(Extracted data entries)
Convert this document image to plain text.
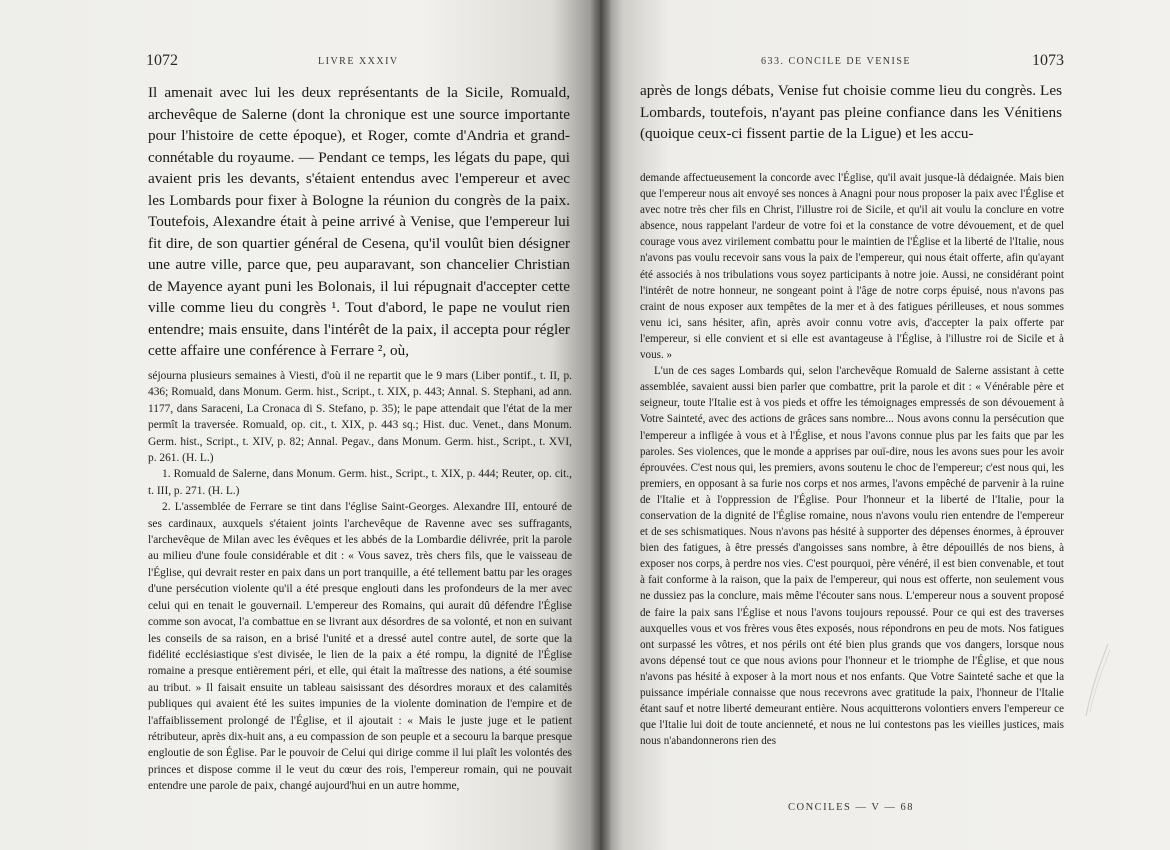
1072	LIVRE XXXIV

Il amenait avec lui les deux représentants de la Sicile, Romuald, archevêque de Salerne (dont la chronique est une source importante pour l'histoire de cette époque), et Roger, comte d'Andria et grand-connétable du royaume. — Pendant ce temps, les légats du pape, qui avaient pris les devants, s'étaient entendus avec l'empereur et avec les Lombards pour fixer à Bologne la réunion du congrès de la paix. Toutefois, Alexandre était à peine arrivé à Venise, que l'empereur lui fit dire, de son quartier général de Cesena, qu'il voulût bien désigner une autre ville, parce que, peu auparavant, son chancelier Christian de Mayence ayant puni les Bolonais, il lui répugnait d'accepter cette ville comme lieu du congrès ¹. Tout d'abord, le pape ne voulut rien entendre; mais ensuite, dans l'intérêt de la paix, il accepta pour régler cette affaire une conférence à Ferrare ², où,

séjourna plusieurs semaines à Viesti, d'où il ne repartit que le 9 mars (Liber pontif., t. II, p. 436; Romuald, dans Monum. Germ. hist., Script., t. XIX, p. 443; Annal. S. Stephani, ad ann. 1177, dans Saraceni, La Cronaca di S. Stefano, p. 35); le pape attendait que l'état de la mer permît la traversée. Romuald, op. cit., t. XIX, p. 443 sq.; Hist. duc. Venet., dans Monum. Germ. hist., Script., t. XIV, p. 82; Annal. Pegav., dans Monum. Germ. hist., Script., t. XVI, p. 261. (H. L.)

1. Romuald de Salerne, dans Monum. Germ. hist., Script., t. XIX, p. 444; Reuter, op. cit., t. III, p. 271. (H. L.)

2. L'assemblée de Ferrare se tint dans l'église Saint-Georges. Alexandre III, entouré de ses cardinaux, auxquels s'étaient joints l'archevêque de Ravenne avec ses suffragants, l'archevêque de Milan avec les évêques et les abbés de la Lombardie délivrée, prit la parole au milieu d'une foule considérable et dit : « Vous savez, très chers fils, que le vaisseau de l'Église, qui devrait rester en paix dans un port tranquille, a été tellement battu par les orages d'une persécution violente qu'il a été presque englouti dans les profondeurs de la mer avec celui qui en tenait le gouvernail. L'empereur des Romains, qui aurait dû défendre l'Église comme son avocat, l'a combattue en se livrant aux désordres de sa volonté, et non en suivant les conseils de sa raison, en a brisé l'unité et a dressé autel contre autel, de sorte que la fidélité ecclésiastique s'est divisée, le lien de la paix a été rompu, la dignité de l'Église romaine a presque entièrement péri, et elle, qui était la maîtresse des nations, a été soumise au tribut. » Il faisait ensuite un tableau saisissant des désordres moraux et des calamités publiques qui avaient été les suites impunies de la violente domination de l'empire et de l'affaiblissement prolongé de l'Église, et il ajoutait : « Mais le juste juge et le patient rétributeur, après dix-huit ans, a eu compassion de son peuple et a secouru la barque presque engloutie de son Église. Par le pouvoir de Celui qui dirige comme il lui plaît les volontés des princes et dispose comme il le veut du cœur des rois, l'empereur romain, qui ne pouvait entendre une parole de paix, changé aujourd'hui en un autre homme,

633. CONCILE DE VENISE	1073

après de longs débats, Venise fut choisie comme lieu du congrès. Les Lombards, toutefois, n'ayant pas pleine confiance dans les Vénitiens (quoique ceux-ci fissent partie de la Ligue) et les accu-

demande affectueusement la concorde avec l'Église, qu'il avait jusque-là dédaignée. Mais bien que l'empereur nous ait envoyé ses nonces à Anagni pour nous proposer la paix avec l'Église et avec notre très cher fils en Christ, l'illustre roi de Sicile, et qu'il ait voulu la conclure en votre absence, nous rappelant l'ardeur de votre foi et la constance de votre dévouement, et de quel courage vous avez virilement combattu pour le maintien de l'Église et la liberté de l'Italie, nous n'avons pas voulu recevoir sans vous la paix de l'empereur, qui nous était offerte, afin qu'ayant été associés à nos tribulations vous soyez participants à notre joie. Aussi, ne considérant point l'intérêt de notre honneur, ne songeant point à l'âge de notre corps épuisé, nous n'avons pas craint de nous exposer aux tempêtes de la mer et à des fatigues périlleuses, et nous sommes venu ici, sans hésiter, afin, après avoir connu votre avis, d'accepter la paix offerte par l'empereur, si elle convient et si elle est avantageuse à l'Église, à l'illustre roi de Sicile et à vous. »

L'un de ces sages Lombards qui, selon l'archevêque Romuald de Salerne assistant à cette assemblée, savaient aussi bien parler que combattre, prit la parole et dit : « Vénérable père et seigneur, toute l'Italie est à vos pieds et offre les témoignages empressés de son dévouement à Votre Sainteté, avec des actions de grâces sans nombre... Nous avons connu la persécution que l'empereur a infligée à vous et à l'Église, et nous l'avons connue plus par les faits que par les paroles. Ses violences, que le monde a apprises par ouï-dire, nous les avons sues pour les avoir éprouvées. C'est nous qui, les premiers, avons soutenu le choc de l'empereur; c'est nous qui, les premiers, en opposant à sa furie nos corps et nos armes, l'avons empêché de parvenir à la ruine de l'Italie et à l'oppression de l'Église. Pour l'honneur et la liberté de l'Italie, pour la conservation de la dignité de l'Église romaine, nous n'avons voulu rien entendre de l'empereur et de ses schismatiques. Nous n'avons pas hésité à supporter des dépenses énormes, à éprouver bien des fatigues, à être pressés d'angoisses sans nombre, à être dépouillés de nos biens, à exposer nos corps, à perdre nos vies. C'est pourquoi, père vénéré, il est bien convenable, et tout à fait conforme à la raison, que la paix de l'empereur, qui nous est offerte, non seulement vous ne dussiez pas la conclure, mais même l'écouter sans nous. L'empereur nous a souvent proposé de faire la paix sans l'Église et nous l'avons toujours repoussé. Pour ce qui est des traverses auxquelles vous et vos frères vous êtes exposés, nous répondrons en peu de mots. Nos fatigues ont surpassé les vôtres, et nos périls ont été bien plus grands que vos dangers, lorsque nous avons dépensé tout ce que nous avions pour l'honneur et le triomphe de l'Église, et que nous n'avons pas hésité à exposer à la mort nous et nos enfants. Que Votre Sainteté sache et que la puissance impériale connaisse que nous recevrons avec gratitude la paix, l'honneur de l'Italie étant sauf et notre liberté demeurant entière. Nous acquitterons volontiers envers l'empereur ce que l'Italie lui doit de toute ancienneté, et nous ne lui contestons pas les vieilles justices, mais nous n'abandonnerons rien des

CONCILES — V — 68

### DIRECTIONS:
Copy out each record shown above without alteration, skipping any picture.

### RESPONSE:
Convert this document image to plain text.
1072	LIVRE XXXIV

Il amenait avec lui les deux représentants de la Sicile, Romuald, archevêque de Salerne (dont la chronique est une source importante pour l'histoire de cette époque), et Roger, comte d'Andria et grand-connétable du royaume. — Pendant ce temps, les légats du pape, qui avaient pris les devants, s'étaient entendus avec l'empereur et avec les Lombards pour fixer à Bologne la réunion du congrès de la paix. Toutefois, Alexandre était à peine arrivé à Venise, que l'empereur lui fit dire, de son quartier général de Cesena, qu'il voulût bien désigner une autre ville, parce que, peu auparavant, son chancelier Christian de Mayence ayant puni les Bolonais, il lui répugnait d'accepter cette ville comme lieu du congrès ¹. Tout d'abord, le pape ne voulut rien entendre; mais ensuite, dans l'intérêt de la paix, il accepta pour régler cette affaire une conférence à Ferrare ², où,

séjourna plusieurs semaines à Viesti, d'où il ne repartit que le 9 mars (Liber pontif., t. II, p. 436; Romuald, dans Monum. Germ. hist., Script., t. XIX, p. 443; Annal. S. Stephani, ad ann. 1177, dans Saraceni, La Cronaca di S. Stefano, p. 35); le pape attendait que l'état de la mer permît la traversée. Romuald, op. cit., t. XIX, p. 443 sq.; Hist. duc. Venet., dans Monum. Germ. hist., Script., t. XIV, p. 82; Annal. Pegav., dans Monum. Germ. hist., Script., t. XVI, p. 261. (H. L.)

1. Romuald de Salerne, dans Monum. Germ. hist., Script., t. XIX, p. 444; Reuter, op. cit., t. III, p. 271. (H. L.)

2. L'assemblée de Ferrare se tint dans l'église Saint-Georges. Alexandre III, entouré de ses cardinaux, auxquels s'étaient joints l'archevêque de Ravenne avec ses suffragants, l'archevêque de Milan avec les évêques et les abbés de la Lombardie délivrée, prit la parole au milieu d'une foule considérable et dit : « Vous savez, très chers fils, que le vaisseau de l'Église, qui devrait rester en paix dans un port tranquille, a été tellement battu par les orages d'une persécution violente qu'il a été presque englouti dans les profondeurs de la mer avec celui qui en tenait le gouvernail. L'empereur des Romains, qui aurait dû défendre l'Église comme son avocat, l'a combattue en se livrant aux désordres de sa volonté, et non en suivant les conseils de sa raison, en a brisé l'unité et a dressé autel contre autel, de sorte que la fidélité ecclésiastique s'est divisée, le lien de la paix a été rompu, la dignité de l'Église romaine a presque entièrement péri, et elle, qui était la maîtresse des nations, a été soumise au tribut. » Il faisait ensuite un tableau saisissant des désordres moraux et des calamités publiques qui avaient été les suites impunies de la violente domination de l'empire et de l'affaiblissement prolongé de l'Église, et il ajoutait : « Mais le juste juge et le patient rétributeur, après dix-huit ans, a eu compassion de son peuple et a secouru la barque presque engloutie de son Église. Par le pouvoir de Celui qui dirige comme il lui plaît les volontés des princes et dispose comme il le veut du cœur des rois, l'empereur romain, qui ne pouvait entendre une parole de paix, changé aujourd'hui en un autre homme,

633. CONCILE DE VENISE	1073

après de longs débats, Venise fut choisie comme lieu du congrès. Les Lombards, toutefois, n'ayant pas pleine confiance dans les Vénitiens (quoique ceux-ci fissent partie de la Ligue) et les accu-

demande affectueusement la concorde avec l'Église, qu'il avait jusque-là dédaignée. Mais bien que l'empereur nous ait envoyé ses nonces à Anagni pour nous proposer la paix avec l'Église et avec notre très cher fils en Christ, l'illustre roi de Sicile, et qu'il ait voulu la conclure en votre absence, nous rappelant l'ardeur de votre foi et la constance de votre dévouement, et de quel courage vous avez virilement combattu pour le maintien de l'Église et la liberté de l'Italie, nous n'avons pas voulu recevoir sans vous la paix de l'empereur, qui nous était offerte, afin qu'ayant été associés à nos tribulations vous soyez participants à notre joie. Aussi, ne considérant point l'intérêt de notre honneur, ne songeant point à l'âge de notre corps épuisé, nous n'avons pas craint de nous exposer aux tempêtes de la mer et à des fatigues périlleuses, et nous sommes venu ici, sans hésiter, afin, après avoir connu votre avis, d'accepter la paix offerte par l'empereur, si elle convient et si elle est avantageuse à l'Église, à l'illustre roi de Sicile et à vous. »

L'un de ces sages Lombards qui, selon l'archevêque Romuald de Salerne assistant à cette assemblée, savaient aussi bien parler que combattre, prit la parole et dit : « Vénérable père et seigneur, toute l'Italie est à vos pieds et offre les témoignages empressés de son dévouement à Votre Sainteté, avec des actions de grâces sans nombre... Nous avons connu la persécution que l'empereur a infligée à vous et à l'Église, et nous l'avons connue plus par les faits que par les paroles. Ses violences, que le monde a apprises par ouï-dire, nous les avons sues pour les avoir éprouvées. C'est nous qui, les premiers, avons soutenu le choc de l'empereur; c'est nous qui, les premiers, en opposant à sa furie nos corps et nos armes, l'avons empêché de parvenir à la ruine de l'Italie et à l'oppression de l'Église. Pour l'honneur et la liberté de l'Italie, pour la conservation de la dignité de l'Église romaine, nous n'avons voulu rien entendre de l'empereur et de ses schismatiques. Nous n'avons pas hésité à supporter des dépenses énormes, à éprouver bien des fatigues, à être pressés d'angoisses sans nombre, à être dépouillés de nos biens, à exposer nos corps, à perdre nos vies. C'est pourquoi, père vénéré, il est bien convenable, et tout à fait conforme à la raison, que la paix de l'empereur, qui nous est offerte, non seulement vous ne dussiez pas la conclure, mais même l'écouter sans nous. L'empereur nous a souvent proposé de faire la paix sans l'Église et nous l'avons toujours repoussé. Pour ce qui est des traverses auxquelles vous et vos frères vous êtes exposés, nous répondrons en peu de mots. Nos fatigues ont surpassé les vôtres, et nos périls ont été bien plus grands que vos dangers, lorsque nous avons dépensé tout ce que nous avions pour l'honneur et le triomphe de l'Église, et que nous n'avons pas hésité à exposer à la mort nous et nos enfants. Que Votre Sainteté sache et que la puissance impériale connaisse que nous recevrons avec gratitude la paix, l'honneur de l'Italie étant sauf et notre liberté demeurant entière. Nous acquitterons volontiers envers l'empereur ce que l'Italie lui doit de toute ancienneté, et nous ne lui contestons pas les vieilles justices, mais nous n'abandonnerons rien des

CONCILES — V — 68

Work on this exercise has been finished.